* Begin Input data *
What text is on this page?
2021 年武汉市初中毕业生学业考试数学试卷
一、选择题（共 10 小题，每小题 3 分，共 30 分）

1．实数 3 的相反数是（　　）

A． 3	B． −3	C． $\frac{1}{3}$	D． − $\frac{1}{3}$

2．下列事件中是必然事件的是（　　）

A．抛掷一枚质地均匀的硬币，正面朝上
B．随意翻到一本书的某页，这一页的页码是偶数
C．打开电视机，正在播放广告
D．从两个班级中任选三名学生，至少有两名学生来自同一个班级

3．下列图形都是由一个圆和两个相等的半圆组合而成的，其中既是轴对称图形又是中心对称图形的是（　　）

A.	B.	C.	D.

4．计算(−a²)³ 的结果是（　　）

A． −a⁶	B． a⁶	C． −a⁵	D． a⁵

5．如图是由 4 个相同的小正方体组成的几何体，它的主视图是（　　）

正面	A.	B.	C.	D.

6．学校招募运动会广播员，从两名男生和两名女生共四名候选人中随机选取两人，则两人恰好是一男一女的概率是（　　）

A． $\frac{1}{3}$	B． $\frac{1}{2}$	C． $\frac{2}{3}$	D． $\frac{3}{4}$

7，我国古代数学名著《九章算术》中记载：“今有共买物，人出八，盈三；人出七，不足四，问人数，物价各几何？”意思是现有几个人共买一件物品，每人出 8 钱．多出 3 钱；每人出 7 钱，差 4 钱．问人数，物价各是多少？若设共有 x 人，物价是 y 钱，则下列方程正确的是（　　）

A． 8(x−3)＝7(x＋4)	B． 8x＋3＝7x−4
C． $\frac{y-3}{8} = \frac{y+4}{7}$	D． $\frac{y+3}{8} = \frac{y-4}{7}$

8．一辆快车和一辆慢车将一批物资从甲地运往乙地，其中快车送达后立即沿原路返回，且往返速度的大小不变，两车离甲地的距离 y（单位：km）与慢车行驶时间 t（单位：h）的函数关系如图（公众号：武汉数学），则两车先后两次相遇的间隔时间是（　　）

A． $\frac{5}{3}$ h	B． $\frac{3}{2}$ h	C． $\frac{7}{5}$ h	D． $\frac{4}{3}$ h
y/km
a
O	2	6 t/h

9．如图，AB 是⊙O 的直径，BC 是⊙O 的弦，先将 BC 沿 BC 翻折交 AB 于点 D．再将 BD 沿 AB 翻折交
* End Input data *
Your objective: Find the lines above holding the word "frac" and show them.

Output for this exercise:
A． 3	B． −3	C． $\frac{1}{3}$	D． − $\frac{1}{3}$
A． $\frac{1}{3}$	B． $\frac{1}{2}$	C． $\frac{2}{3}$	D． $\frac{3}{4}$
C． $\frac{y-3}{8} = \frac{y+4}{7}$	D． $\frac{y+3}{8} = \frac{y-4}{7}$
A． $\frac{5}{3}$ h	B． $\frac{3}{2}$ h	C． $\frac{7}{5}$ h	D． $\frac{4}{3}$ h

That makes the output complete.